• **Aim of the task**: Provide an exact transcription of all the records.

• **Working data**:
┄┄┄┄┄┄

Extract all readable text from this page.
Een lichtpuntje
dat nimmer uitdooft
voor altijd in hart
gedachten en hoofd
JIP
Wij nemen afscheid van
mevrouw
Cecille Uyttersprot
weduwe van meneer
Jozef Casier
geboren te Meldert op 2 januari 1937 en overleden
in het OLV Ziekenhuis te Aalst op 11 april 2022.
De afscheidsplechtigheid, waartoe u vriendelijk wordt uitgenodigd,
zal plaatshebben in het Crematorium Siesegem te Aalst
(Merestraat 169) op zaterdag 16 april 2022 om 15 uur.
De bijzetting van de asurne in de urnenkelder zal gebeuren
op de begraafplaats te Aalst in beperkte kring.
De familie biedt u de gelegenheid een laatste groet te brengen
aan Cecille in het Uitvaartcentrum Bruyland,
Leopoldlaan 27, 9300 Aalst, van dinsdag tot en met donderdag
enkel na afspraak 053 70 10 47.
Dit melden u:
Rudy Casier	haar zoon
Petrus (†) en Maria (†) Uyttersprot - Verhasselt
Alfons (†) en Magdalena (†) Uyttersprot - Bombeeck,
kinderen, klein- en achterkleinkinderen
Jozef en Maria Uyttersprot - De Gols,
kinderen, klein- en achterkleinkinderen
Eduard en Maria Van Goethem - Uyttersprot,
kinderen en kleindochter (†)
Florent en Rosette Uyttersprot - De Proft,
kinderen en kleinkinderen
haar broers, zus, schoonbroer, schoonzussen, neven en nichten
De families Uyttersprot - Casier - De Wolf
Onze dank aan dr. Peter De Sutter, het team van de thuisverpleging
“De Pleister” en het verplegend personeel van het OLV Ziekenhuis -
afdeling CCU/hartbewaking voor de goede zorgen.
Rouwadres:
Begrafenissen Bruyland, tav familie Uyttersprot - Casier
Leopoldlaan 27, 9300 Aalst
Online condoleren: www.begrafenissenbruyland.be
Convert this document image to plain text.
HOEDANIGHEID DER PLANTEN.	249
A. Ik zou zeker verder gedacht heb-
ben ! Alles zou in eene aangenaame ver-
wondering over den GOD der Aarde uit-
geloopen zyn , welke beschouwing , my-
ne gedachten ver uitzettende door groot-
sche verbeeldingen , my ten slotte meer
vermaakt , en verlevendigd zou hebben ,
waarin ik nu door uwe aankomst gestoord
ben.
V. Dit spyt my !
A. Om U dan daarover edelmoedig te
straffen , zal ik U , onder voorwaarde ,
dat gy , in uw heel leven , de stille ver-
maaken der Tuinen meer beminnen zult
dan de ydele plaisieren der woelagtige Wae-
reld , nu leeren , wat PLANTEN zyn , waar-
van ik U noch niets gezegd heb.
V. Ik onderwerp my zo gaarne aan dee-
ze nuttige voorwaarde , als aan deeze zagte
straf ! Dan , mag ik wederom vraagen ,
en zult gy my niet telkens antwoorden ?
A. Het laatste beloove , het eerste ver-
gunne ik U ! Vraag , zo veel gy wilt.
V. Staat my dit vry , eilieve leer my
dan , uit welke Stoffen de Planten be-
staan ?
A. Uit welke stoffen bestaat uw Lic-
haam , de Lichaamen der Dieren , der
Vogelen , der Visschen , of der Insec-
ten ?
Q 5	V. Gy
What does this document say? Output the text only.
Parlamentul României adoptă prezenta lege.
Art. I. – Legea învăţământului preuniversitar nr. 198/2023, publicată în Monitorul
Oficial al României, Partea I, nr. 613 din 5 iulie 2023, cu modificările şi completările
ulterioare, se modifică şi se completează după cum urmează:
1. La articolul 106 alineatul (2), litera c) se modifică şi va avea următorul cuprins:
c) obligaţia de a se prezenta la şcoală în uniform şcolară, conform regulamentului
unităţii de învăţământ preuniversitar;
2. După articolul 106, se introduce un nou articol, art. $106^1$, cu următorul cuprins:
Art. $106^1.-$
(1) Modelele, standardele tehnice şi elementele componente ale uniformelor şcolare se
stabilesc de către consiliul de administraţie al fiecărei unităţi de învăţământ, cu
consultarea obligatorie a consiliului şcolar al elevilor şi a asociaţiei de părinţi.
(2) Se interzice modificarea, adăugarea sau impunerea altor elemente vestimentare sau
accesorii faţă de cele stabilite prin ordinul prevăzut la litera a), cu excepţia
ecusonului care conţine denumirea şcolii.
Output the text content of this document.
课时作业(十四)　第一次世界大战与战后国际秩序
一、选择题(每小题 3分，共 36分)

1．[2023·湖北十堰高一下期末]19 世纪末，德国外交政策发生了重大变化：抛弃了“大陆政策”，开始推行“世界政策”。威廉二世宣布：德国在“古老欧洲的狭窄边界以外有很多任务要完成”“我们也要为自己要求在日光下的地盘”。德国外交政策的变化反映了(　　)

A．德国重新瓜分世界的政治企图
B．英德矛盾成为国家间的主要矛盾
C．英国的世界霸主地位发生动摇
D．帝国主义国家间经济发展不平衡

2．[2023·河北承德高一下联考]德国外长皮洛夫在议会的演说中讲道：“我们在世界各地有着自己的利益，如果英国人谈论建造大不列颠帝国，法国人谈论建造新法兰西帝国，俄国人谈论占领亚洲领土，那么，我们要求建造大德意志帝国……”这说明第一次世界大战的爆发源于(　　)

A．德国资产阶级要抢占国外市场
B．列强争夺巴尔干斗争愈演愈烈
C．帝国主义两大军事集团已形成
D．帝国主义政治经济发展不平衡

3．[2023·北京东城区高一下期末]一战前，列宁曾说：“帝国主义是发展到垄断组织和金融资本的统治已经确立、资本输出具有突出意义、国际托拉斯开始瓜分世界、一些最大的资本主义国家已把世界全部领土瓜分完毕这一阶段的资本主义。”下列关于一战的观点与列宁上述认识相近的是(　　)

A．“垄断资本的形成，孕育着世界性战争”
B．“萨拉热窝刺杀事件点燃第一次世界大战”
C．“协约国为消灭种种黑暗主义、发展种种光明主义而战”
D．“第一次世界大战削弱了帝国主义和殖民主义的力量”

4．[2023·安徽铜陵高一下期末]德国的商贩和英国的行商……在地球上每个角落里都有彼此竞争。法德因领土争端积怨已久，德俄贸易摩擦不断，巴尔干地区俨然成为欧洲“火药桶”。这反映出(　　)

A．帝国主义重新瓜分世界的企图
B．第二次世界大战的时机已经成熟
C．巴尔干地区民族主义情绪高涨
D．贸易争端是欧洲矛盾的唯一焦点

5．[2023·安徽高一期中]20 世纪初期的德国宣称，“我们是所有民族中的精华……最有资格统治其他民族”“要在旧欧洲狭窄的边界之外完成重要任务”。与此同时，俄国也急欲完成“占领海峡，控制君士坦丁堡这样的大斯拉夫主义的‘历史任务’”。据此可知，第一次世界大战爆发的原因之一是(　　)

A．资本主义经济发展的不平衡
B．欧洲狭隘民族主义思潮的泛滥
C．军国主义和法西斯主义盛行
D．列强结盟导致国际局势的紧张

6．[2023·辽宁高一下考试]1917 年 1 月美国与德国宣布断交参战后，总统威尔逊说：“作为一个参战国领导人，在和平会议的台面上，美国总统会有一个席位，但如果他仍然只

┄┄┄┄┄┄

• **Exercise answer**:
Extract all readable text from this page.
Een lichtpuntje
dat nimmer uitdooft
voor altijd in hart
gedachten en hoofd
JIP
Wij nemen afscheid van
mevrouw
Cecille Uyttersprot
weduwe van meneer
Jozef Casier
geboren te Meldert op 2 januari 1937 en overleden
in het OLV Ziekenhuis te Aalst op 11 april 2022.
De afscheidsplechtigheid, waartoe u vriendelijk wordt uitgenodigd,
zal plaatshebben in het Crematorium Siesegem te Aalst
(Merestraat 169) op zaterdag 16 april 2022 om 15 uur.
De bijzetting van de asurne in de urnenkelder zal gebeuren
op de begraafplaats te Aalst in beperkte kring.
De familie biedt u de gelegenheid een laatste groet te brengen
aan Cecille in het Uitvaartcentrum Bruyland,
Leopoldlaan 27, 9300 Aalst, van dinsdag tot en met donderdag
enkel na afspraak 053 70 10 47.
Dit melden u:
Rudy Casier	haar zoon
Petrus (†) en Maria (†) Uyttersprot - Verhasselt
Alfons (†) en Magdalena (†) Uyttersprot - Bombeeck,
kinderen, klein- en achterkleinkinderen
Jozef en Maria Uyttersprot - De Gols,
kinderen, klein- en achterkleinkinderen
Eduard en Maria Van Goethem - Uyttersprot,
kinderen en kleindochter (†)
Florent en Rosette Uyttersprot - De Proft,
kinderen en kleinkinderen
haar broers, zus, schoonbroer, schoonzussen, neven en nichten
De families Uyttersprot - Casier - De Wolf
Onze dank aan dr. Peter De Sutter, het team van de thuisverpleging
“De Pleister” en het verplegend personeel van het OLV Ziekenhuis -
afdeling CCU/hartbewaking voor de goede zorgen.
Rouwadres:
Begrafenissen Bruyland, tav familie Uyttersprot - Casier
Leopoldlaan 27, 9300 Aalst
Online condoleren: www.begrafenissenbruyland.be
Convert this document image to plain text.
HOEDANIGHEID DER PLANTEN.	249
A. Ik zou zeker verder gedacht heb-
ben ! Alles zou in eene aangenaame ver-
wondering over den GOD der Aarde uit-
geloopen zyn , welke beschouwing , my-
ne gedachten ver uitzettende door groot-
sche verbeeldingen , my ten slotte meer
vermaakt , en verlevendigd zou hebben ,
waarin ik nu door uwe aankomst gestoord
ben.
V. Dit spyt my !
A. Om U dan daarover edelmoedig te
straffen , zal ik U , onder voorwaarde ,
dat gy , in uw heel leven , de stille ver-
maaken der Tuinen meer beminnen zult
dan de ydele plaisieren der woelagtige Wae-
reld , nu leeren , wat PLANTEN zyn , waar-
van ik U noch niets gezegd heb.
V. Ik onderwerp my zo gaarne aan dee-
ze nuttige voorwaarde , als aan deeze zagte
straf ! Dan , mag ik wederom vraagen ,
en zult gy my niet telkens antwoorden ?
A. Het laatste beloove , het eerste ver-
gunne ik U ! Vraag , zo veel gy wilt.
V. Staat my dit vry , eilieve leer my
dan , uit welke Stoffen de Planten be-
staan ?
A. Uit welke stoffen bestaat uw Lic-
haam , de Lichaamen der Dieren , der
Vogelen , der Visschen , of der Insec-
ten ?
Q 5	V. Gy
What does this document say? Output the text only.
Parlamentul României adoptă prezenta lege.
Art. I. – Legea învăţământului preuniversitar nr. 198/2023, publicată în Monitorul
Oficial al României, Partea I, nr. 613 din 5 iulie 2023, cu modificările şi completările
ulterioare, se modifică şi se completează după cum urmează:
1. La articolul 106 alineatul (2), litera c) se modifică şi va avea următorul cuprins:
c) obligaţia de a se prezenta la şcoală în uniform şcolară, conform regulamentului
unităţii de învăţământ preuniversitar;
2. După articolul 106, se introduce un nou articol, art. $106^1$, cu următorul cuprins:
Art. $106^1.-$
(1) Modelele, standardele tehnice şi elementele componente ale uniformelor şcolare se
stabilesc de către consiliul de administraţie al fiecărei unităţi de învăţământ, cu
consultarea obligatorie a consiliului şcolar al elevilor şi a asociaţiei de părinţi.
(2) Se interzice modificarea, adăugarea sau impunerea altor elemente vestimentare sau
accesorii faţă de cele stabilite prin ordinul prevăzut la litera a), cu excepţia
ecusonului care conţine denumirea şcolii.
Output the text content of this document.
课时作业(十四)　第一次世界大战与战后国际秩序
一、选择题(每小题 3分，共 36分)

1．[2023·湖北十堰高一下期末]19 世纪末，德国外交政策发生了重大变化：抛弃了“大陆政策”，开始推行“世界政策”。威廉二世宣布：德国在“古老欧洲的狭窄边界以外有很多任务要完成”“我们也要为自己要求在日光下的地盘”。德国外交政策的变化反映了(　　)

A．德国重新瓜分世界的政治企图
B．英德矛盾成为国家间的主要矛盾
C．英国的世界霸主地位发生动摇
D．帝国主义国家间经济发展不平衡

2．[2023·河北承德高一下联考]德国外长皮洛夫在议会的演说中讲道：“我们在世界各地有着自己的利益，如果英国人谈论建造大不列颠帝国，法国人谈论建造新法兰西帝国，俄国人谈论占领亚洲领土，那么，我们要求建造大德意志帝国……”这说明第一次世界大战的爆发源于(　　)

A．德国资产阶级要抢占国外市场
B．列强争夺巴尔干斗争愈演愈烈
C．帝国主义两大军事集团已形成
D．帝国主义政治经济发展不平衡

3．[2023·北京东城区高一下期末]一战前，列宁曾说：“帝国主义是发展到垄断组织和金融资本的统治已经确立、资本输出具有突出意义、国际托拉斯开始瓜分世界、一些最大的资本主义国家已把世界全部领土瓜分完毕这一阶段的资本主义。”下列关于一战的观点与列宁上述认识相近的是(　　)

A．“垄断资本的形成，孕育着世界性战争”
B．“萨拉热窝刺杀事件点燃第一次世界大战”
C．“协约国为消灭种种黑暗主义、发展种种光明主义而战”
D．“第一次世界大战削弱了帝国主义和殖民主义的力量”

4．[2023·安徽铜陵高一下期末]德国的商贩和英国的行商……在地球上每个角落里都有彼此竞争。法德因领土争端积怨已久，德俄贸易摩擦不断，巴尔干地区俨然成为欧洲“火药桶”。这反映出(　　)

A．帝国主义重新瓜分世界的企图
B．第二次世界大战的时机已经成熟
C．巴尔干地区民族主义情绪高涨
D．贸易争端是欧洲矛盾的唯一焦点

5．[2023·安徽高一期中]20 世纪初期的德国宣称，“我们是所有民族中的精华……最有资格统治其他民族”“要在旧欧洲狭窄的边界之外完成重要任务”。与此同时，俄国也急欲完成“占领海峡，控制君士坦丁堡这样的大斯拉夫主义的‘历史任务’”。据此可知，第一次世界大战爆发的原因之一是(　　)

A．资本主义经济发展的不平衡
B．欧洲狭隘民族主义思潮的泛滥
C．军国主义和法西斯主义盛行
D．列强结盟导致国际局势的紧张

6．[2023·辽宁高一下考试]1917 年 1 月美国与德国宣布断交参战后，总统威尔逊说：“作为一个参战国领导人，在和平会议的台面上，美国总统会有一个席位，但如果他仍然只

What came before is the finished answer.